# Data excerpts
>> begin

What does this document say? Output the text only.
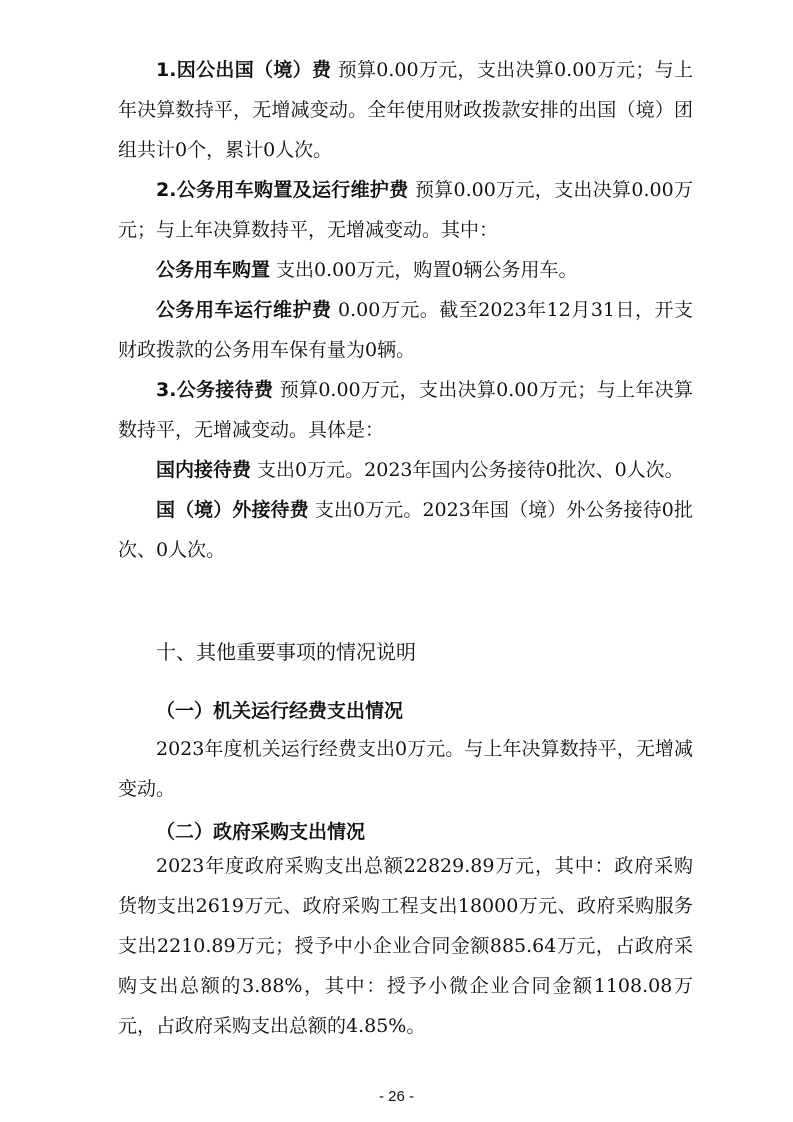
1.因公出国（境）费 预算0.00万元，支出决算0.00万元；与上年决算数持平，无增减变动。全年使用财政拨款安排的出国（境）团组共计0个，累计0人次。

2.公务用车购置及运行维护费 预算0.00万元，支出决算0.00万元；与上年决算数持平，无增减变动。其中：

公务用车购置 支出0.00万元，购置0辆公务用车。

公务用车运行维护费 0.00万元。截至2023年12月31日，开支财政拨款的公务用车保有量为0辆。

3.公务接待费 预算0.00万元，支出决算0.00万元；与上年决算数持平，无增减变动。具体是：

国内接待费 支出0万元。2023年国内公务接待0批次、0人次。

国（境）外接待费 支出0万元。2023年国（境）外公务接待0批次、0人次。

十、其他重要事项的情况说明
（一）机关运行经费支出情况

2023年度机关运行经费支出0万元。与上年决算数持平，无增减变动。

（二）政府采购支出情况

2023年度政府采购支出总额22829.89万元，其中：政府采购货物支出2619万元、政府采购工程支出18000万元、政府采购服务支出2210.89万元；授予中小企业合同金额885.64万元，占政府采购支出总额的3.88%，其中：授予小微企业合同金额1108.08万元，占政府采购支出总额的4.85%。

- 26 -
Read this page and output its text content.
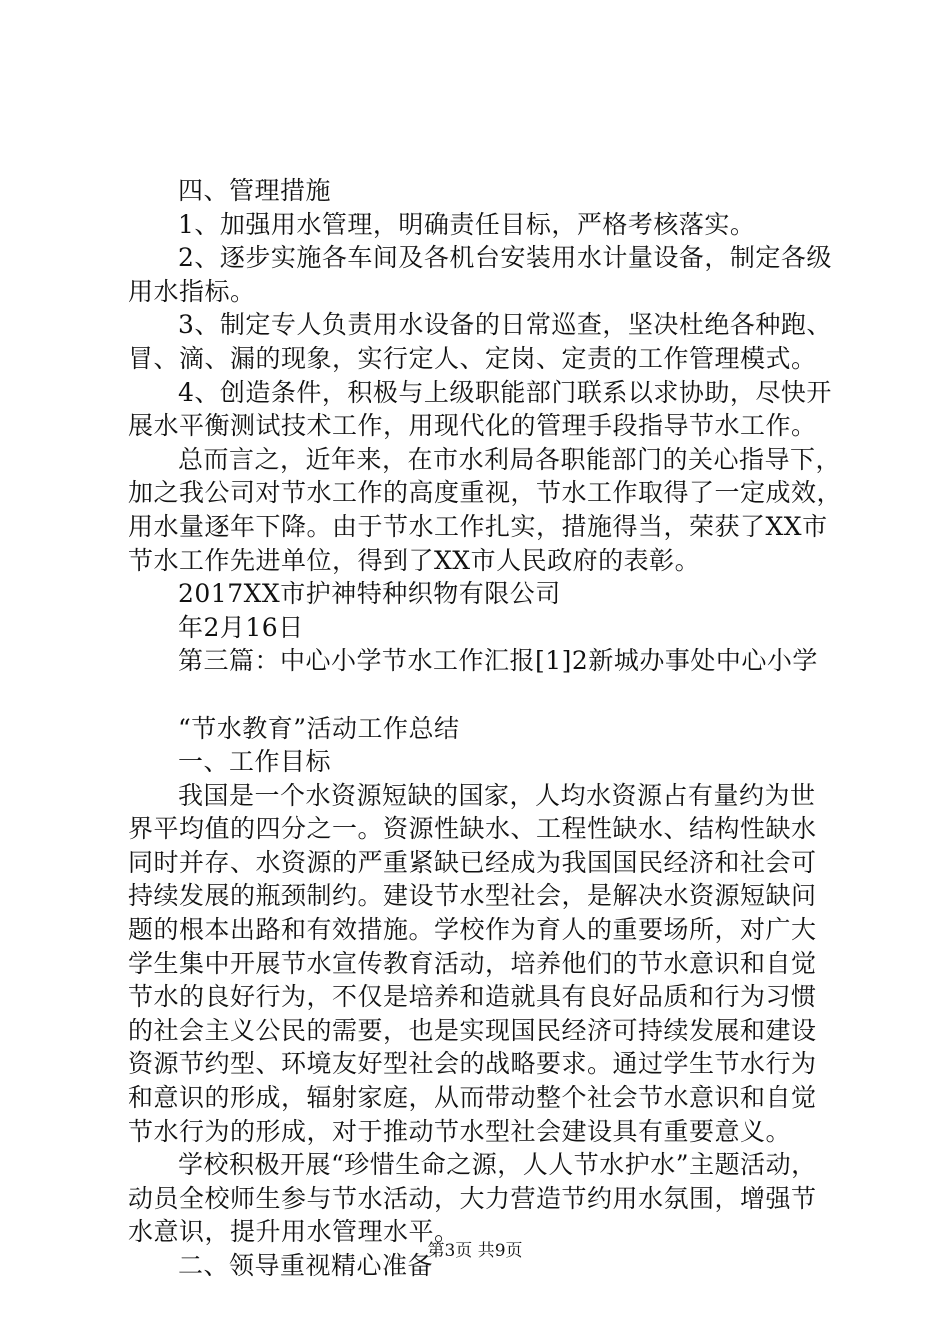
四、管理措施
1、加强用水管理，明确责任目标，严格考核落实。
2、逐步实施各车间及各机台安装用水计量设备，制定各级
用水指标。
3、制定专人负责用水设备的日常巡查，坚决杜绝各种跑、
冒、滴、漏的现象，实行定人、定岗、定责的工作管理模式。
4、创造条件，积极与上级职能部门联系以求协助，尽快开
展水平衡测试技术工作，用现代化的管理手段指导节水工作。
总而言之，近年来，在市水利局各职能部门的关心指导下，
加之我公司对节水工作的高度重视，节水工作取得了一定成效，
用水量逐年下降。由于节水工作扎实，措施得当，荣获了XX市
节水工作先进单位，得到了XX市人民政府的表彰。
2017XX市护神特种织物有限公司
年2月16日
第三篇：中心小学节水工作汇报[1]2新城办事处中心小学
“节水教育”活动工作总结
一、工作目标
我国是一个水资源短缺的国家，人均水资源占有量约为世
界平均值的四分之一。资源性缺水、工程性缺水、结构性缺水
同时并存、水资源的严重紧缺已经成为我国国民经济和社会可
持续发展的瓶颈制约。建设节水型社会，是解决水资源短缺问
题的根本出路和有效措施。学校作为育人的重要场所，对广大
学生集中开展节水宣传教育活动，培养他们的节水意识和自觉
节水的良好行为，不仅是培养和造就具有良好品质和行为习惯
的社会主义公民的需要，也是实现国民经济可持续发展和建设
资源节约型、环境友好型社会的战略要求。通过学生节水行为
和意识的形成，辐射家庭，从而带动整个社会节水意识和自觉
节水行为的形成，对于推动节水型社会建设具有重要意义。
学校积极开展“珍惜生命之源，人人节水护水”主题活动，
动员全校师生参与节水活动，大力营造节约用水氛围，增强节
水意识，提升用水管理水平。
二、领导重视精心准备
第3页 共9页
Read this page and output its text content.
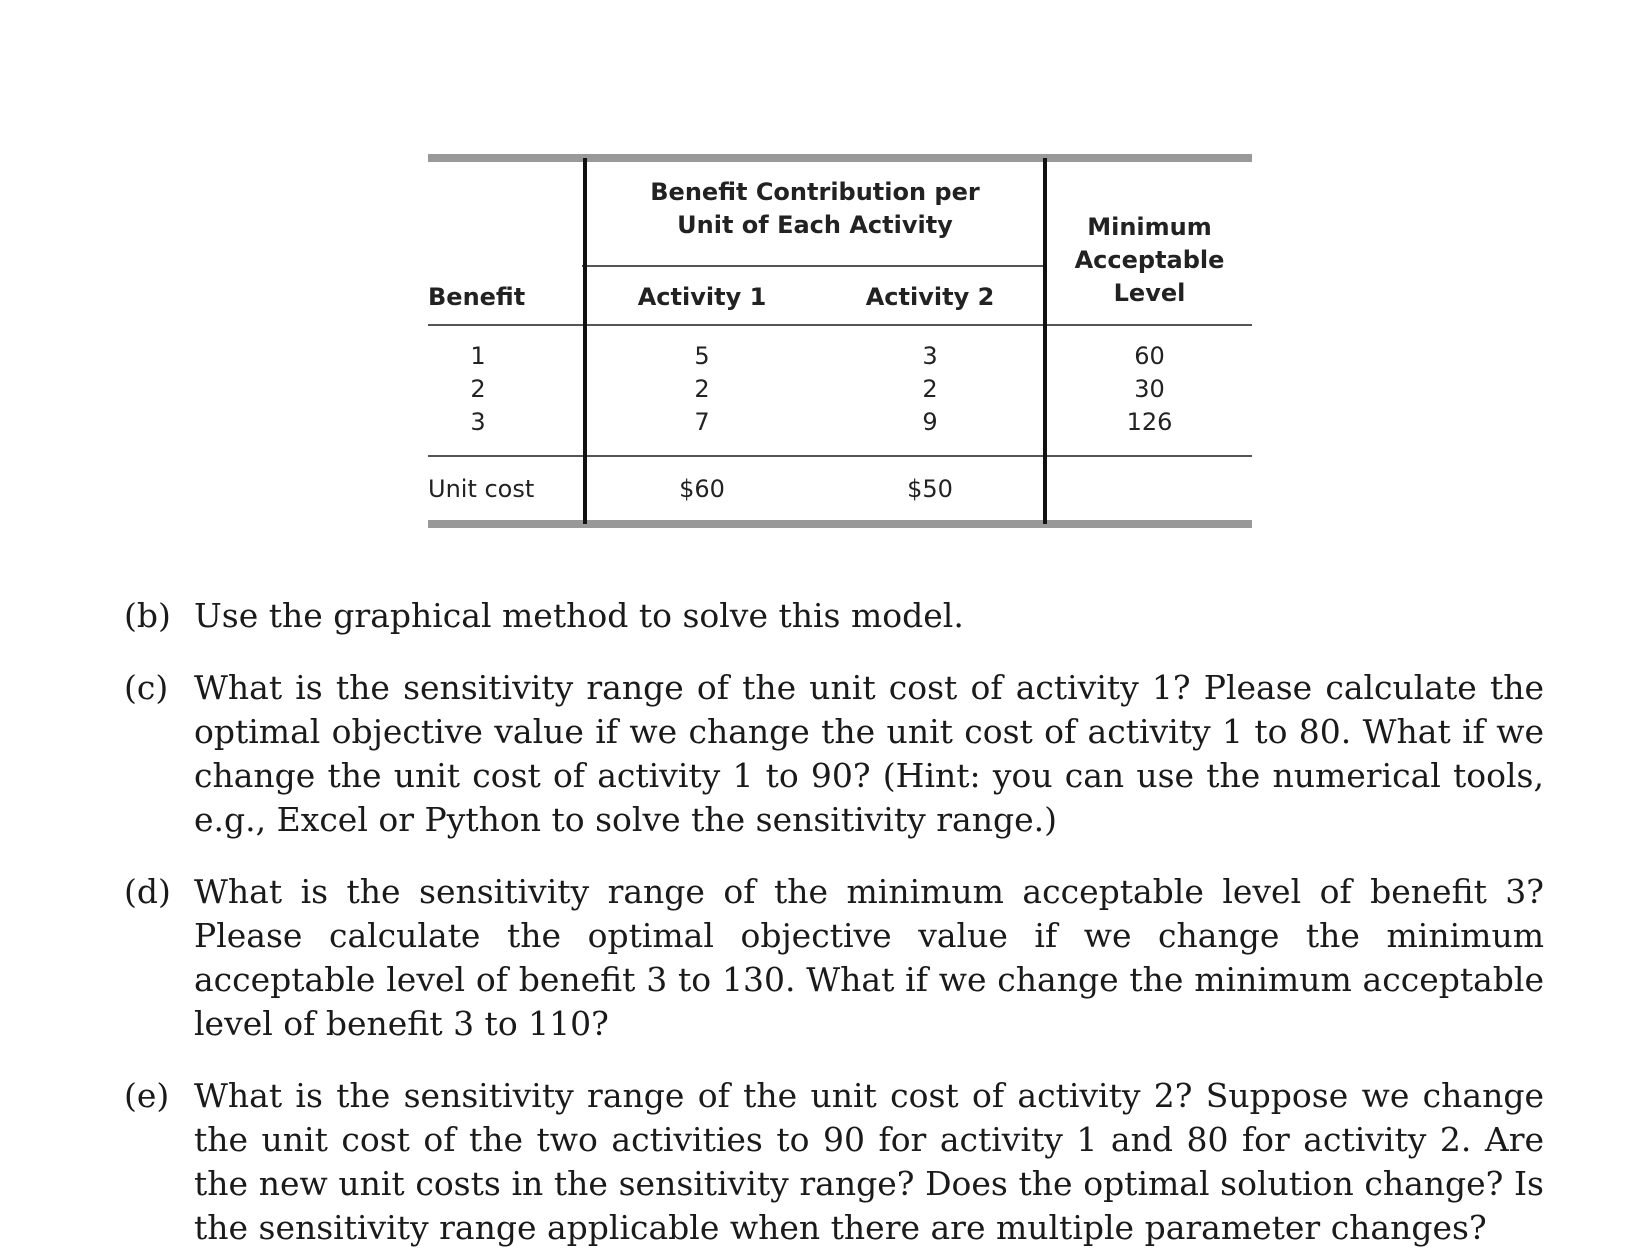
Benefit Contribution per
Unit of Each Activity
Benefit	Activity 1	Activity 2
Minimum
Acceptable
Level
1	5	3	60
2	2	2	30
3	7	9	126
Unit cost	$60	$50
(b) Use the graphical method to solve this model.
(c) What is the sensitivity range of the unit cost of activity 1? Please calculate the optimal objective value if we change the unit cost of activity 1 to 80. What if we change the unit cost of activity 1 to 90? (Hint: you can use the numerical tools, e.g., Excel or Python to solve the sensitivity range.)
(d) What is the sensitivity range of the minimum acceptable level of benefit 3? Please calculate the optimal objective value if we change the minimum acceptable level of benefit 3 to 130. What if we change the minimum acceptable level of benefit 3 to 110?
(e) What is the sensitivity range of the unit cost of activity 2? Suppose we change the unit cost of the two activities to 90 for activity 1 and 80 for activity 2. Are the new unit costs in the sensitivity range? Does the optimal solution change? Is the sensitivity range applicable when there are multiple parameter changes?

>> end

# Description of the task
Return the listing above in full and without alteration, excluding its pictures.

# Exercise answer
What does this document say? Output the text only.
1.因公出国（境）费 预算0.00万元，支出决算0.00万元；与上年决算数持平，无增减变动。全年使用财政拨款安排的出国（境）团组共计0个，累计0人次。

2.公务用车购置及运行维护费 预算0.00万元，支出决算0.00万元；与上年决算数持平，无增减变动。其中：

公务用车购置 支出0.00万元，购置0辆公务用车。

公务用车运行维护费 0.00万元。截至2023年12月31日，开支财政拨款的公务用车保有量为0辆。

3.公务接待费 预算0.00万元，支出决算0.00万元；与上年决算数持平，无增减变动。具体是：

国内接待费 支出0万元。2023年国内公务接待0批次、0人次。

国（境）外接待费 支出0万元。2023年国（境）外公务接待0批次、0人次。

十、其他重要事项的情况说明
（一）机关运行经费支出情况

2023年度机关运行经费支出0万元。与上年决算数持平，无增减变动。

（二）政府采购支出情况

2023年度政府采购支出总额22829.89万元，其中：政府采购货物支出2619万元、政府采购工程支出18000万元、政府采购服务支出2210.89万元；授予中小企业合同金额885.64万元，占政府采购支出总额的3.88%，其中：授予小微企业合同金额1108.08万元，占政府采购支出总额的4.85%。

- 26 -
Read this page and output its text content.
四、管理措施
1、加强用水管理，明确责任目标，严格考核落实。
2、逐步实施各车间及各机台安装用水计量设备，制定各级
用水指标。
3、制定专人负责用水设备的日常巡查，坚决杜绝各种跑、
冒、滴、漏的现象，实行定人、定岗、定责的工作管理模式。
4、创造条件，积极与上级职能部门联系以求协助，尽快开
展水平衡测试技术工作，用现代化的管理手段指导节水工作。
总而言之，近年来，在市水利局各职能部门的关心指导下，
加之我公司对节水工作的高度重视，节水工作取得了一定成效，
用水量逐年下降。由于节水工作扎实，措施得当，荣获了XX市
节水工作先进单位，得到了XX市人民政府的表彰。
2017XX市护神特种织物有限公司
年2月16日
第三篇：中心小学节水工作汇报[1]2新城办事处中心小学
“节水教育”活动工作总结
一、工作目标
我国是一个水资源短缺的国家，人均水资源占有量约为世
界平均值的四分之一。资源性缺水、工程性缺水、结构性缺水
同时并存、水资源的严重紧缺已经成为我国国民经济和社会可
持续发展的瓶颈制约。建设节水型社会，是解决水资源短缺问
题的根本出路和有效措施。学校作为育人的重要场所，对广大
学生集中开展节水宣传教育活动，培养他们的节水意识和自觉
节水的良好行为，不仅是培养和造就具有良好品质和行为习惯
的社会主义公民的需要，也是实现国民经济可持续发展和建设
资源节约型、环境友好型社会的战略要求。通过学生节水行为
和意识的形成，辐射家庭，从而带动整个社会节水意识和自觉
节水行为的形成，对于推动节水型社会建设具有重要意义。
学校积极开展“珍惜生命之源，人人节水护水”主题活动，
动员全校师生参与节水活动，大力营造节约用水氛围，增强节
水意识，提升用水管理水平。
二、领导重视精心准备
第3页 共9页
Read this page and output its text content.
Benefit Contribution per
Unit of Each Activity
Benefit	Activity 1	Activity 2
Minimum
Acceptable
Level
1	5	3	60
2	2	2	30
3	7	9	126
Unit cost	$60	$50
(b) Use the graphical method to solve this model.
(c) What is the sensitivity range of the unit cost of activity 1? Please calculate the optimal objective value if we change the unit cost of activity 1 to 80. What if we change the unit cost of activity 1 to 90? (Hint: you can use the numerical tools, e.g., Excel or Python to solve the sensitivity range.)
(d) What is the sensitivity range of the minimum acceptable level of benefit 3? Please calculate the optimal objective value if we change the minimum acceptable level of benefit 3 to 130. What if we change the minimum acceptable level of benefit 3 to 110?
(e) What is the sensitivity range of the unit cost of activity 2? Suppose we change the unit cost of the two activities to 90 for activity 1 and 80 for activity 2. Are the new unit costs in the sensitivity range? Does the optimal solution change? Is the sensitivity range applicable when there are multiple parameter changes?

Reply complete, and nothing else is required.